SHORT TASK:
Using the listing below, select the lines with the word "press" and copy them.

START

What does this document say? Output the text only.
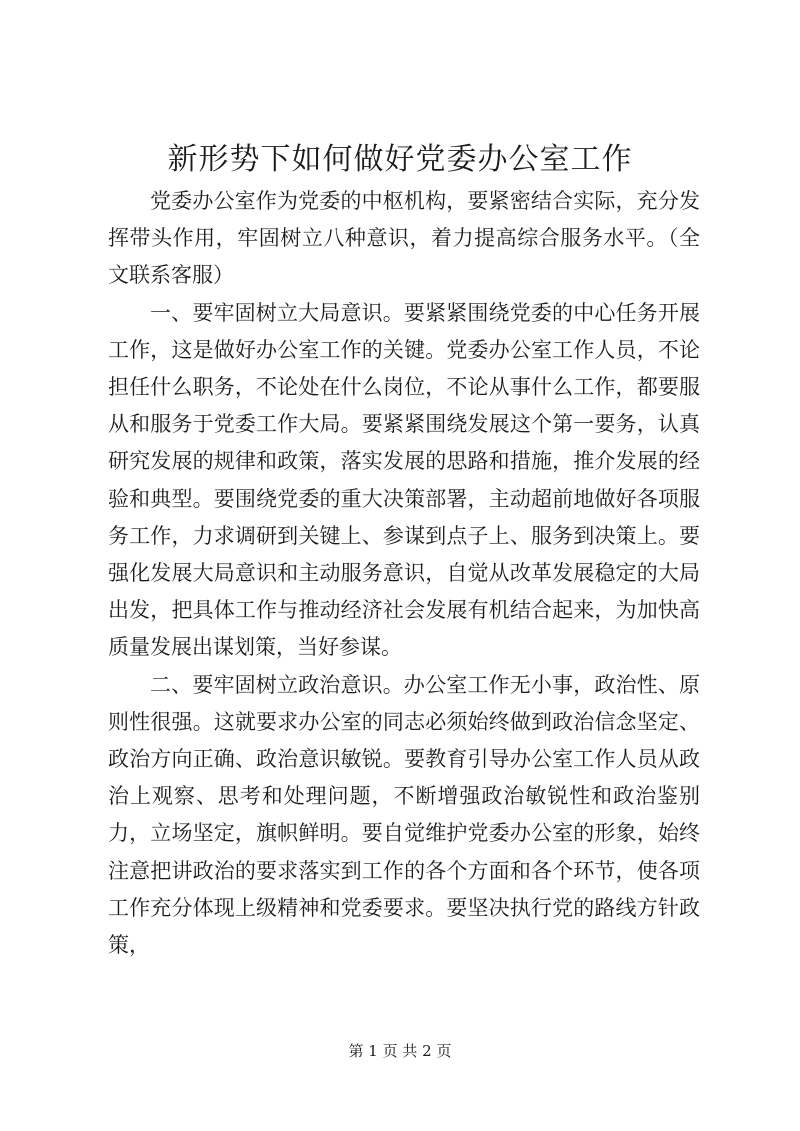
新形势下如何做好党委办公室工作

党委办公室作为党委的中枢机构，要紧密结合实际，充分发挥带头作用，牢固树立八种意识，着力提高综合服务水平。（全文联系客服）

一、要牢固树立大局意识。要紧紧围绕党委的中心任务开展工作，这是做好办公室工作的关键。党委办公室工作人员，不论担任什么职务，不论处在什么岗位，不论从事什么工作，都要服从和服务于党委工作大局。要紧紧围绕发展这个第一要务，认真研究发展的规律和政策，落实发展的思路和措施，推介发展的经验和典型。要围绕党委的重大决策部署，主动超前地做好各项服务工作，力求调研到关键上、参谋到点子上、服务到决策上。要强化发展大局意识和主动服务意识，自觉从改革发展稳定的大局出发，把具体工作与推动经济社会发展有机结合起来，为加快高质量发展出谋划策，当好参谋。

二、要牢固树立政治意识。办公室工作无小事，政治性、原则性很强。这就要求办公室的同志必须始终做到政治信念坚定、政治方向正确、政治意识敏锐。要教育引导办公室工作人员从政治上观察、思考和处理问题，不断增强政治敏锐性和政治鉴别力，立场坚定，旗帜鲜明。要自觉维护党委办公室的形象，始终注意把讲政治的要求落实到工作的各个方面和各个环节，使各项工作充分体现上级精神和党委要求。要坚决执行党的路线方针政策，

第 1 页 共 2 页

END
START

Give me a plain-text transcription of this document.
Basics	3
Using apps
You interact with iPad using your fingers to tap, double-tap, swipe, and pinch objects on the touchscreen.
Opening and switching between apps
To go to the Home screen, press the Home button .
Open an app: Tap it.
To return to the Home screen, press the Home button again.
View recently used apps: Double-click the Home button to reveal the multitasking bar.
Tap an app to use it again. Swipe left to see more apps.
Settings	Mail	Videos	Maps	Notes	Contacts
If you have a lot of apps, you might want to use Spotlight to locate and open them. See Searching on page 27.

END

WRITTEN SOLUTION:
To go to the Home screen, press the Home button .
To return to the Home screen, press the Home button again.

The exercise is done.